**Written problem**. Your task is to filter the data below down to the lines holding "view".

**Data to process**.
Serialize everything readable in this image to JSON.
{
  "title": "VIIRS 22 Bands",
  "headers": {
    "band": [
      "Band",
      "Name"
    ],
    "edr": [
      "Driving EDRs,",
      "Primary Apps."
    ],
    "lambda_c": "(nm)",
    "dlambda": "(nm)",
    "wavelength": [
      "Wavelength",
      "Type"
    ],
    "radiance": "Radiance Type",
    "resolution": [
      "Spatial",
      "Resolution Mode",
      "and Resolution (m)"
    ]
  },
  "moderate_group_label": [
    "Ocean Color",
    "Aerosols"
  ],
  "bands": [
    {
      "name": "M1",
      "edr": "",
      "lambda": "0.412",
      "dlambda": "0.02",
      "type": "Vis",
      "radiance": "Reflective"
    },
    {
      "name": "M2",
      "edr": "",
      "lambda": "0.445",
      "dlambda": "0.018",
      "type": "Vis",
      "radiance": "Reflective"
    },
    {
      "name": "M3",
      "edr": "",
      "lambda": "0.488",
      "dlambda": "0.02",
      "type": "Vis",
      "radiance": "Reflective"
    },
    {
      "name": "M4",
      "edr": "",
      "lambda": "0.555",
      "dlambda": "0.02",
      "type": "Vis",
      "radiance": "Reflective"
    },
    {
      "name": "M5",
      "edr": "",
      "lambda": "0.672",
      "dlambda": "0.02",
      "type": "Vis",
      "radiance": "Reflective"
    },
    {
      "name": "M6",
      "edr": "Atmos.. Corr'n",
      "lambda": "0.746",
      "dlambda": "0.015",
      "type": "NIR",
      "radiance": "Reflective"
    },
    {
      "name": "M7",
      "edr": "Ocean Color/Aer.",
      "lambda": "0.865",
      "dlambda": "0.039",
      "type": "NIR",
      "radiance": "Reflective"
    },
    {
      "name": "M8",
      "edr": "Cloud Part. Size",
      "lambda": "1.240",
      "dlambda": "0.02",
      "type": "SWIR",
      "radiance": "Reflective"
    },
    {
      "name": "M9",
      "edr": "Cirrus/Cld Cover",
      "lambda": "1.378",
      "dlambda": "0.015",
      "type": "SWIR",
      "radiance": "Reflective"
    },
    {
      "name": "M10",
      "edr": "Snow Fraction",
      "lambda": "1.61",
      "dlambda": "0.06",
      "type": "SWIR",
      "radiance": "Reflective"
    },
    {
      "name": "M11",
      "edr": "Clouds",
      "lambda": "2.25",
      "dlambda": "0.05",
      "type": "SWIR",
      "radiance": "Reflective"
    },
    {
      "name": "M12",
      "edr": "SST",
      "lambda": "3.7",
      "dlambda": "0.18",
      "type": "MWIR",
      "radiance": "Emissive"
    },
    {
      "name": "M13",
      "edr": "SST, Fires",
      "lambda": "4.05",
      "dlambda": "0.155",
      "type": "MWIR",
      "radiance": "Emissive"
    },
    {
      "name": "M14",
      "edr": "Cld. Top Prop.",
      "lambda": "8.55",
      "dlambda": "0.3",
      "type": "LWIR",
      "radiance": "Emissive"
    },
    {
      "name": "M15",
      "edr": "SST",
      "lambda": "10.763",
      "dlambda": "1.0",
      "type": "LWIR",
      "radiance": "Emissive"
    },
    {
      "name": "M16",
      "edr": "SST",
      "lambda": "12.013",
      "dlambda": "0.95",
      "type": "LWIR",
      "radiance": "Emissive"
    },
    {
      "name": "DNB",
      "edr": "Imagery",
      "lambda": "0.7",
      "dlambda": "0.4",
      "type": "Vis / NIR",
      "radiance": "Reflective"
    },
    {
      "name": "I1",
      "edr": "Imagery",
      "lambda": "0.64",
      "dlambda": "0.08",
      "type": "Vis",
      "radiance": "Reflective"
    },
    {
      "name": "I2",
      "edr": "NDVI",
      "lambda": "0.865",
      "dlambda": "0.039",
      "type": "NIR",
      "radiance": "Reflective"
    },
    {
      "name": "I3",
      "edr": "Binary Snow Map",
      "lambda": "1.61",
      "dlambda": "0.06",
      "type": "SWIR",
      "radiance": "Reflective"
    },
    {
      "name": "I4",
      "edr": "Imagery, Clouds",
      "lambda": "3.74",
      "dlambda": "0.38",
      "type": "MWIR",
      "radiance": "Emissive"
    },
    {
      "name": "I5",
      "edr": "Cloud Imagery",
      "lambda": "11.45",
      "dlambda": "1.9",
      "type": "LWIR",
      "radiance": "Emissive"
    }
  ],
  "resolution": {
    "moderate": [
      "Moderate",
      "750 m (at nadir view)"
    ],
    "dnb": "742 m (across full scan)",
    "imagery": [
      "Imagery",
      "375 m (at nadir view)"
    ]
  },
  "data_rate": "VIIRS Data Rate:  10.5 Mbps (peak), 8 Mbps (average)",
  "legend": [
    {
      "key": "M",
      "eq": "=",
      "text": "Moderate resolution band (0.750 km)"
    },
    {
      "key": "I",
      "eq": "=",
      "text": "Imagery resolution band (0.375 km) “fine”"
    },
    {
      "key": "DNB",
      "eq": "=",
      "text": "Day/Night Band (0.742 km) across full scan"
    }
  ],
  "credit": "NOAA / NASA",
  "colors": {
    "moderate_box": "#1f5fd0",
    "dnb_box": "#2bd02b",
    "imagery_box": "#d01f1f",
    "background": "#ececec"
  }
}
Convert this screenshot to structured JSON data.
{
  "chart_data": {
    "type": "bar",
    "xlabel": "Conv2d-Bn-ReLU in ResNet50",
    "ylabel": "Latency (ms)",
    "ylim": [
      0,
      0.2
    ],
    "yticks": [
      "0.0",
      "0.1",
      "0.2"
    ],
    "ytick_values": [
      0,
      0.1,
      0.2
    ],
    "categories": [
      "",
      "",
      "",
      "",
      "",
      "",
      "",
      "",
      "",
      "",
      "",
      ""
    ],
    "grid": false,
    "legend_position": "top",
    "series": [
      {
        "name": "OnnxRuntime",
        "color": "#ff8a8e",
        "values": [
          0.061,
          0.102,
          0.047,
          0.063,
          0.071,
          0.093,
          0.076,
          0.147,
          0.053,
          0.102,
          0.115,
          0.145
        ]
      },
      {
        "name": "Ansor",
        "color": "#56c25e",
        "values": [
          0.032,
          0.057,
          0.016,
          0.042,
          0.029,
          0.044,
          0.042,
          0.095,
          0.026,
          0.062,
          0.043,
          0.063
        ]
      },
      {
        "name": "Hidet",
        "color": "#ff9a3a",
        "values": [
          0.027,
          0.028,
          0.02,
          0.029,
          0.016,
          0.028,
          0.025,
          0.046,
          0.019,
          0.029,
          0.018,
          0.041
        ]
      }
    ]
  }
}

**Task output**.
      "750 m (at nadir view)"
      "375 m (at nadir view)"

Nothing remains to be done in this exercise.